**Given exercise**: Reproduce the data exactly.

**Entries supplied**:
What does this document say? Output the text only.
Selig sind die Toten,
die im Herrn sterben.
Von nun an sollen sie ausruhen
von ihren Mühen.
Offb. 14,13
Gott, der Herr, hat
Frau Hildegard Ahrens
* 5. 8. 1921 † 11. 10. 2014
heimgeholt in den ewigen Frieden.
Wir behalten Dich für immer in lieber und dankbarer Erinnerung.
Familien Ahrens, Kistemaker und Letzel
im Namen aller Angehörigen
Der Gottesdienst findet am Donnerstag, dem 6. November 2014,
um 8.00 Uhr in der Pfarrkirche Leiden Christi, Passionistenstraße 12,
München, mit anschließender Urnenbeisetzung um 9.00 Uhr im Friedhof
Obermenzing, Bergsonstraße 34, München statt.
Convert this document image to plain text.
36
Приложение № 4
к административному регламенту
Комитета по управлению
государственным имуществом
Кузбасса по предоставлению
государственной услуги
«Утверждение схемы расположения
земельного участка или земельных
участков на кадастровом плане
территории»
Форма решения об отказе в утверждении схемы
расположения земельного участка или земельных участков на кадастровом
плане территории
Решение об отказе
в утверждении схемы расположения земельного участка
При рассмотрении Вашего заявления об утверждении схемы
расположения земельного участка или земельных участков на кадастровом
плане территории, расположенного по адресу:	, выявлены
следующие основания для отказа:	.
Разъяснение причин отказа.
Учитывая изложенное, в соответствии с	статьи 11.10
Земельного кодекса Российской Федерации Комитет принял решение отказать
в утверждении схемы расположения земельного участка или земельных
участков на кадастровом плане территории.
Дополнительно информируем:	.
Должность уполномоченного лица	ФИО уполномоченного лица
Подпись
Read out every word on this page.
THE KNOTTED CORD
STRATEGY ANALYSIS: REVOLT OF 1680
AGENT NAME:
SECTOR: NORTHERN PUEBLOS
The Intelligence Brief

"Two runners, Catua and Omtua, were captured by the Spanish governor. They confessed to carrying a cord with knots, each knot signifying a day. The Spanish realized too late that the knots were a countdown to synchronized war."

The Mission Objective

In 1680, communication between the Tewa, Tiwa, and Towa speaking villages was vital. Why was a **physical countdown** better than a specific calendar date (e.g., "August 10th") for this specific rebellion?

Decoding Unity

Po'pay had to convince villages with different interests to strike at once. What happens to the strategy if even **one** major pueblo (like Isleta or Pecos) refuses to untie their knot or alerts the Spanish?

**Answer for this exercise**:
What does this document say? Output the text only.
Selig sind die Toten,
die im Herrn sterben.
Von nun an sollen sie ausruhen
von ihren Mühen.
Offb. 14,13
Gott, der Herr, hat
Frau Hildegard Ahrens
* 5. 8. 1921 † 11. 10. 2014
heimgeholt in den ewigen Frieden.
Wir behalten Dich für immer in lieber und dankbarer Erinnerung.
Familien Ahrens, Kistemaker und Letzel
im Namen aller Angehörigen
Der Gottesdienst findet am Donnerstag, dem 6. November 2014,
um 8.00 Uhr in der Pfarrkirche Leiden Christi, Passionistenstraße 12,
München, mit anschließender Urnenbeisetzung um 9.00 Uhr im Friedhof
Obermenzing, Bergsonstraße 34, München statt.
Convert this document image to plain text.
36
Приложение № 4
к административному регламенту
Комитета по управлению
государственным имуществом
Кузбасса по предоставлению
государственной услуги
«Утверждение схемы расположения
земельного участка или земельных
участков на кадастровом плане
территории»
Форма решения об отказе в утверждении схемы
расположения земельного участка или земельных участков на кадастровом
плане территории
Решение об отказе
в утверждении схемы расположения земельного участка
При рассмотрении Вашего заявления об утверждении схемы
расположения земельного участка или земельных участков на кадастровом
плане территории, расположенного по адресу:	, выявлены
следующие основания для отказа:	.
Разъяснение причин отказа.
Учитывая изложенное, в соответствии с	статьи 11.10
Земельного кодекса Российской Федерации Комитет принял решение отказать
в утверждении схемы расположения земельного участка или земельных
участков на кадастровом плане территории.
Дополнительно информируем:	.
Должность уполномоченного лица	ФИО уполномоченного лица
Подпись
Read out every word on this page.
THE KNOTTED CORD
STRATEGY ANALYSIS: REVOLT OF 1680
AGENT NAME:
SECTOR: NORTHERN PUEBLOS
The Intelligence Brief

"Two runners, Catua and Omtua, were captured by the Spanish governor. They confessed to carrying a cord with knots, each knot signifying a day. The Spanish realized too late that the knots were a countdown to synchronized war."

The Mission Objective

In 1680, communication between the Tewa, Tiwa, and Towa speaking villages was vital. Why was a **physical countdown** better than a specific calendar date (e.g., "August 10th") for this specific rebellion?

Decoding Unity

Po'pay had to convince villages with different interests to strike at once. What happens to the strategy if even **one** major pueblo (like Isleta or Pecos) refuses to untie their knot or alerts the Spanish?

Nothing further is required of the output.